#### Goal of the exercise
Determine the number of lines where "Summe" occurs and reply with that number by itself.
+++ Extracted data
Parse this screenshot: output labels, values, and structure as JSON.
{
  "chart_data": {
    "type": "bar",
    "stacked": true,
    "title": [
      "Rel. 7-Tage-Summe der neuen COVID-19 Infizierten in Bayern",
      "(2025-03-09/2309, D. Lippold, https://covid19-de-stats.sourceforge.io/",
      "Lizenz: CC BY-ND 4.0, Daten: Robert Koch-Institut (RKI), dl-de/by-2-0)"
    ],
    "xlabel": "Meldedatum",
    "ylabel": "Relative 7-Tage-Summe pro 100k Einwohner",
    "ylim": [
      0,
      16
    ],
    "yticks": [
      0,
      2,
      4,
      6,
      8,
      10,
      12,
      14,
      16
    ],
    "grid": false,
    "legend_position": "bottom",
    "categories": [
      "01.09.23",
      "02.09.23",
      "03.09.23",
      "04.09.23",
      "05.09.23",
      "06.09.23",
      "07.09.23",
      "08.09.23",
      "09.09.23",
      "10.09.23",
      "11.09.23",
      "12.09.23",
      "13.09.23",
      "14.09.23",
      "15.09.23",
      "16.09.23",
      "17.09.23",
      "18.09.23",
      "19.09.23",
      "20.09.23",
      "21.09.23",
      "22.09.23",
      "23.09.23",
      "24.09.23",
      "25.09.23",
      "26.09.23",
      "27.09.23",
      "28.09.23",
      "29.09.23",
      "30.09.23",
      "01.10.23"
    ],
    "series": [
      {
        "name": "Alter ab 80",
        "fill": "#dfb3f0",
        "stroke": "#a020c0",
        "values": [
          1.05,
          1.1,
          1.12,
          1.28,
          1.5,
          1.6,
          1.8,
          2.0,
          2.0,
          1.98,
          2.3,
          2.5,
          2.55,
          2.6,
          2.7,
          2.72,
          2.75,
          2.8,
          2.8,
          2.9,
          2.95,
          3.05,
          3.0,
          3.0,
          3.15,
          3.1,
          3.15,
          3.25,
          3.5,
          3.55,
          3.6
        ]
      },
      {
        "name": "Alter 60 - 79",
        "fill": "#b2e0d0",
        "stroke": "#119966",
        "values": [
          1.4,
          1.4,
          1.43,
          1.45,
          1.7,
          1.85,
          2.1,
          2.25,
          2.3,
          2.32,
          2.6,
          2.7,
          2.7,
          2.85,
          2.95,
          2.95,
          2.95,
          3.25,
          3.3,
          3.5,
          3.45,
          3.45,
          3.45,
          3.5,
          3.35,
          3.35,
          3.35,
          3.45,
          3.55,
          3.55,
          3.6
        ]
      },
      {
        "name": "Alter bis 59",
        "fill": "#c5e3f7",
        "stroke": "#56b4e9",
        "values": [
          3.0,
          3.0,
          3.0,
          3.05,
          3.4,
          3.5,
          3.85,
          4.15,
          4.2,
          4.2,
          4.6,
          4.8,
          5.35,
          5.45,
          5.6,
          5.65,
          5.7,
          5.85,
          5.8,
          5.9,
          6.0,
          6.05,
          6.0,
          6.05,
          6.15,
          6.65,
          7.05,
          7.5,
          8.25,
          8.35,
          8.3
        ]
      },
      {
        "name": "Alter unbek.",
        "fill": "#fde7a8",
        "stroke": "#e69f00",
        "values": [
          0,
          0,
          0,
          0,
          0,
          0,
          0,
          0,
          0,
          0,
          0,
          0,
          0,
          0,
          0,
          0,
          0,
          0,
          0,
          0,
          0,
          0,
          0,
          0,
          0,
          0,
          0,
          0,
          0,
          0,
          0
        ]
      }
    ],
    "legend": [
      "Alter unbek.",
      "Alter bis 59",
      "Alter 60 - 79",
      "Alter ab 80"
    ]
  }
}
++++++
#### Expected answer
2